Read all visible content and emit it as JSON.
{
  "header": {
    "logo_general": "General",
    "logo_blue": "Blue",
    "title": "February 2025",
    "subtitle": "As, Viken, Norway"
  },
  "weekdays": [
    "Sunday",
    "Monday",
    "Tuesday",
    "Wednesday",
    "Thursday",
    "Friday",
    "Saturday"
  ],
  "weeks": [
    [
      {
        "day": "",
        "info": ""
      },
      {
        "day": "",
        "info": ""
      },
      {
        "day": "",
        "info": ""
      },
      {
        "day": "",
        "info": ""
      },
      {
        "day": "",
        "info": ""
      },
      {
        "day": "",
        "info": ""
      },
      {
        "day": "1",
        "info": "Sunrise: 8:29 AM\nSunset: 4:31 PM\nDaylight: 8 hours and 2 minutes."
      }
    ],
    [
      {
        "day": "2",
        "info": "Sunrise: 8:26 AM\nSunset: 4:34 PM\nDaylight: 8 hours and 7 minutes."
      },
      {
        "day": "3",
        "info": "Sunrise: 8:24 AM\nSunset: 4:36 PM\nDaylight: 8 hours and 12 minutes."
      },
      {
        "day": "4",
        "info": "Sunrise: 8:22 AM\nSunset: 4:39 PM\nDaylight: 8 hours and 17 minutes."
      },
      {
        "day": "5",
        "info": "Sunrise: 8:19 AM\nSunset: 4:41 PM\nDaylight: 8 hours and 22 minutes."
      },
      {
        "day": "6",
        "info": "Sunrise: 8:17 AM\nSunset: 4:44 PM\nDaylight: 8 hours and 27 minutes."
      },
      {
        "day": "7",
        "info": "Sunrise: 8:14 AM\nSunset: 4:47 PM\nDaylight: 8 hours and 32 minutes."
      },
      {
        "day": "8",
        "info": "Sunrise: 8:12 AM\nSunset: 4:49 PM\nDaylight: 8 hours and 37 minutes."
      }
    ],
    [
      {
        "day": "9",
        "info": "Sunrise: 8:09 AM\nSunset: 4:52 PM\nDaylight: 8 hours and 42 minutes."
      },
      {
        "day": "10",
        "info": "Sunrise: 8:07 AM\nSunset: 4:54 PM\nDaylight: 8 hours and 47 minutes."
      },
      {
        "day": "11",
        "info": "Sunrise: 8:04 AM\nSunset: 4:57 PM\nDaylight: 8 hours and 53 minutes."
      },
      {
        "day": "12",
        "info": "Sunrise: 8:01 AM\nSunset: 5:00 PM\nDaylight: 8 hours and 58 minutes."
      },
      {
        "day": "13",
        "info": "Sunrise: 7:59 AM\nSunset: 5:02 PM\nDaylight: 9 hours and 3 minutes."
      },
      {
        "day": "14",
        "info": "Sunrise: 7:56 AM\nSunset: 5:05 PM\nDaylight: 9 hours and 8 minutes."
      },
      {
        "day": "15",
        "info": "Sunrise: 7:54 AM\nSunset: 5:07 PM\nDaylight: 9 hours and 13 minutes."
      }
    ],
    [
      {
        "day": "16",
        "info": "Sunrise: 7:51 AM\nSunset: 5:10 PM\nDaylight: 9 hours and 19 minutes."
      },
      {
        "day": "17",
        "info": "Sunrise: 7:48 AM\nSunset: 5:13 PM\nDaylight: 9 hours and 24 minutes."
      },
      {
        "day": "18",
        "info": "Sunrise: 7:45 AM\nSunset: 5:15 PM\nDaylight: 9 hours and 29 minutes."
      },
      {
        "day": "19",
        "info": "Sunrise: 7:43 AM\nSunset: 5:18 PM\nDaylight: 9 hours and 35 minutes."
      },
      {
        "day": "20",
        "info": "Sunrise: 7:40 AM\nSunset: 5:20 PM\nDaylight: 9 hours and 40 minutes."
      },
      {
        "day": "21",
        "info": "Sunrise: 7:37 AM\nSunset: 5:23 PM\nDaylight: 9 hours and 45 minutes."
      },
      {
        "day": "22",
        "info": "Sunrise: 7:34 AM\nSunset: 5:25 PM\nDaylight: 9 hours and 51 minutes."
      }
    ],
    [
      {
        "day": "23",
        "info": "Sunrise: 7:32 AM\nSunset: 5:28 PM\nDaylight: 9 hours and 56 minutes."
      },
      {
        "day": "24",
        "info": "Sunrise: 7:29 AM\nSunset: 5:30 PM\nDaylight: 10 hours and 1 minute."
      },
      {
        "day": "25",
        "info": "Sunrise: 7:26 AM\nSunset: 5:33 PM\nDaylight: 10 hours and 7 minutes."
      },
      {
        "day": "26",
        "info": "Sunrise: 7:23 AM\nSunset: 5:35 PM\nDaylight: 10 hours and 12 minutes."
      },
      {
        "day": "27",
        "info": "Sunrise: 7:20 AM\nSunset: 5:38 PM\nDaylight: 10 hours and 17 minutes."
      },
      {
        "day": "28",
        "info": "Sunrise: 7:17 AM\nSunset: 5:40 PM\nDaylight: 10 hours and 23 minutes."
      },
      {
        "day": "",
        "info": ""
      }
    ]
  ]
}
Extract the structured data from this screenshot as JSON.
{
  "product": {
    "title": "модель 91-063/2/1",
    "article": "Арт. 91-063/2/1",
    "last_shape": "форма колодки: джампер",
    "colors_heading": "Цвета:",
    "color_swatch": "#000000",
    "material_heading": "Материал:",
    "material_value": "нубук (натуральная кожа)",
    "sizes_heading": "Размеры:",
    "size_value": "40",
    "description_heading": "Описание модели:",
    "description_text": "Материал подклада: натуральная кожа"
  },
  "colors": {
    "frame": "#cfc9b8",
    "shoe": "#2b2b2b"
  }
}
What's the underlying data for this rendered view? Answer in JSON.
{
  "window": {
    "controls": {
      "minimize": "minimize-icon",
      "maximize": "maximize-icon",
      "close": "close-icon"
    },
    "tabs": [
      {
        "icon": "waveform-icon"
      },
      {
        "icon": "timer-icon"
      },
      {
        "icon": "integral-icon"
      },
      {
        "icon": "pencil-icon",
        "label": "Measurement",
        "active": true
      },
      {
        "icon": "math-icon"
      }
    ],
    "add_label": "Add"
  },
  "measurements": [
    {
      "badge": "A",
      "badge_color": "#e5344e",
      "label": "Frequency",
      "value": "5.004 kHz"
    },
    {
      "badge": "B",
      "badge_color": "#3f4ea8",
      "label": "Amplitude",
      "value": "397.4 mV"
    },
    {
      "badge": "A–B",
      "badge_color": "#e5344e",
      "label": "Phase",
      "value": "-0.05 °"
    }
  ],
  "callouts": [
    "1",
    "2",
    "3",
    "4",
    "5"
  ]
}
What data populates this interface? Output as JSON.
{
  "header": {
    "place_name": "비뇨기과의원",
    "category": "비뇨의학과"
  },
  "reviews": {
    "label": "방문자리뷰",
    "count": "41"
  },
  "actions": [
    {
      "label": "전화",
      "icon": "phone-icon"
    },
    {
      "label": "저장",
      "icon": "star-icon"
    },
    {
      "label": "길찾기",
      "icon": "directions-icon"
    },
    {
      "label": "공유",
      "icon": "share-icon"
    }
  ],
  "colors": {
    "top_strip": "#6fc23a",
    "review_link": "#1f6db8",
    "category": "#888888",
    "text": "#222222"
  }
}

──────────────────────────────

● **WORK TO BE COMPLETED**: Reproduce the listing above word for word.

● **RESPONSE TO THIS EXERCISE**:
Read all visible content and emit it as JSON.
{
  "header": {
    "logo_general": "General",
    "logo_blue": "Blue",
    "title": "February 2025",
    "subtitle": "As, Viken, Norway"
  },
  "weekdays": [
    "Sunday",
    "Monday",
    "Tuesday",
    "Wednesday",
    "Thursday",
    "Friday",
    "Saturday"
  ],
  "weeks": [
    [
      {
        "day": "",
        "info": ""
      },
      {
        "day": "",
        "info": ""
      },
      {
        "day": "",
        "info": ""
      },
      {
        "day": "",
        "info": ""
      },
      {
        "day": "",
        "info": ""
      },
      {
        "day": "",
        "info": ""
      },
      {
        "day": "1",
        "info": "Sunrise: 8:29 AM\nSunset: 4:31 PM\nDaylight: 8 hours and 2 minutes."
      }
    ],
    [
      {
        "day": "2",
        "info": "Sunrise: 8:26 AM\nSunset: 4:34 PM\nDaylight: 8 hours and 7 minutes."
      },
      {
        "day": "3",
        "info": "Sunrise: 8:24 AM\nSunset: 4:36 PM\nDaylight: 8 hours and 12 minutes."
      },
      {
        "day": "4",
        "info": "Sunrise: 8:22 AM\nSunset: 4:39 PM\nDaylight: 8 hours and 17 minutes."
      },
      {
        "day": "5",
        "info": "Sunrise: 8:19 AM\nSunset: 4:41 PM\nDaylight: 8 hours and 22 minutes."
      },
      {
        "day": "6",
        "info": "Sunrise: 8:17 AM\nSunset: 4:44 PM\nDaylight: 8 hours and 27 minutes."
      },
      {
        "day": "7",
        "info": "Sunrise: 8:14 AM\nSunset: 4:47 PM\nDaylight: 8 hours and 32 minutes."
      },
      {
        "day": "8",
        "info": "Sunrise: 8:12 AM\nSunset: 4:49 PM\nDaylight: 8 hours and 37 minutes."
      }
    ],
    [
      {
        "day": "9",
        "info": "Sunrise: 8:09 AM\nSunset: 4:52 PM\nDaylight: 8 hours and 42 minutes."
      },
      {
        "day": "10",
        "info": "Sunrise: 8:07 AM\nSunset: 4:54 PM\nDaylight: 8 hours and 47 minutes."
      },
      {
        "day": "11",
        "info": "Sunrise: 8:04 AM\nSunset: 4:57 PM\nDaylight: 8 hours and 53 minutes."
      },
      {
        "day": "12",
        "info": "Sunrise: 8:01 AM\nSunset: 5:00 PM\nDaylight: 8 hours and 58 minutes."
      },
      {
        "day": "13",
        "info": "Sunrise: 7:59 AM\nSunset: 5:02 PM\nDaylight: 9 hours and 3 minutes."
      },
      {
        "day": "14",
        "info": "Sunrise: 7:56 AM\nSunset: 5:05 PM\nDaylight: 9 hours and 8 minutes."
      },
      {
        "day": "15",
        "info": "Sunrise: 7:54 AM\nSunset: 5:07 PM\nDaylight: 9 hours and 13 minutes."
      }
    ],
    [
      {
        "day": "16",
        "info": "Sunrise: 7:51 AM\nSunset: 5:10 PM\nDaylight: 9 hours and 19 minutes."
      },
      {
        "day": "17",
        "info": "Sunrise: 7:48 AM\nSunset: 5:13 PM\nDaylight: 9 hours and 24 minutes."
      },
      {
        "day": "18",
        "info": "Sunrise: 7:45 AM\nSunset: 5:15 PM\nDaylight: 9 hours and 29 minutes."
      },
      {
        "day": "19",
        "info": "Sunrise: 7:43 AM\nSunset: 5:18 PM\nDaylight: 9 hours and 35 minutes."
      },
      {
        "day": "20",
        "info": "Sunrise: 7:40 AM\nSunset: 5:20 PM\nDaylight: 9 hours and 40 minutes."
      },
      {
        "day": "21",
        "info": "Sunrise: 7:37 AM\nSunset: 5:23 PM\nDaylight: 9 hours and 45 minutes."
      },
      {
        "day": "22",
        "info": "Sunrise: 7:34 AM\nSunset: 5:25 PM\nDaylight: 9 hours and 51 minutes."
      }
    ],
    [
      {
        "day": "23",
        "info": "Sunrise: 7:32 AM\nSunset: 5:28 PM\nDaylight: 9 hours and 56 minutes."
      },
      {
        "day": "24",
        "info": "Sunrise: 7:29 AM\nSunset: 5:30 PM\nDaylight: 10 hours and 1 minute."
      },
      {
        "day": "25",
        "info": "Sunrise: 7:26 AM\nSunset: 5:33 PM\nDaylight: 10 hours and 7 minutes."
      },
      {
        "day": "26",
        "info": "Sunrise: 7:23 AM\nSunset: 5:35 PM\nDaylight: 10 hours and 12 minutes."
      },
      {
        "day": "27",
        "info": "Sunrise: 7:20 AM\nSunset: 5:38 PM\nDaylight: 10 hours and 17 minutes."
      },
      {
        "day": "28",
        "info": "Sunrise: 7:17 AM\nSunset: 5:40 PM\nDaylight: 10 hours and 23 minutes."
      },
      {
        "day": "",
        "info": ""
      }
    ]
  ]
}
Extract the structured data from this screenshot as JSON.
{
  "product": {
    "title": "модель 91-063/2/1",
    "article": "Арт. 91-063/2/1",
    "last_shape": "форма колодки: джампер",
    "colors_heading": "Цвета:",
    "color_swatch": "#000000",
    "material_heading": "Материал:",
    "material_value": "нубук (натуральная кожа)",
    "sizes_heading": "Размеры:",
    "size_value": "40",
    "description_heading": "Описание модели:",
    "description_text": "Материал подклада: натуральная кожа"
  },
  "colors": {
    "frame": "#cfc9b8",
    "shoe": "#2b2b2b"
  }
}
What's the underlying data for this rendered view? Answer in JSON.
{
  "window": {
    "controls": {
      "minimize": "minimize-icon",
      "maximize": "maximize-icon",
      "close": "close-icon"
    },
    "tabs": [
      {
        "icon": "waveform-icon"
      },
      {
        "icon": "timer-icon"
      },
      {
        "icon": "integral-icon"
      },
      {
        "icon": "pencil-icon",
        "label": "Measurement",
        "active": true
      },
      {
        "icon": "math-icon"
      }
    ],
    "add_label": "Add"
  },
  "measurements": [
    {
      "badge": "A",
      "badge_color": "#e5344e",
      "label": "Frequency",
      "value": "5.004 kHz"
    },
    {
      "badge": "B",
      "badge_color": "#3f4ea8",
      "label": "Amplitude",
      "value": "397.4 mV"
    },
    {
      "badge": "A–B",
      "badge_color": "#e5344e",
      "label": "Phase",
      "value": "-0.05 °"
    }
  ],
  "callouts": [
    "1",
    "2",
    "3",
    "4",
    "5"
  ]
}
What data populates this interface? Output as JSON.
{
  "header": {
    "place_name": "비뇨기과의원",
    "category": "비뇨의학과"
  },
  "reviews": {
    "label": "방문자리뷰",
    "count": "41"
  },
  "actions": [
    {
      "label": "전화",
      "icon": "phone-icon"
    },
    {
      "label": "저장",
      "icon": "star-icon"
    },
    {
      "label": "길찾기",
      "icon": "directions-icon"
    },
    {
      "label": "공유",
      "icon": "share-icon"
    }
  ],
  "colors": {
    "top_strip": "#6fc23a",
    "review_link": "#1f6db8",
    "category": "#888888",
    "text": "#222222"
  }
}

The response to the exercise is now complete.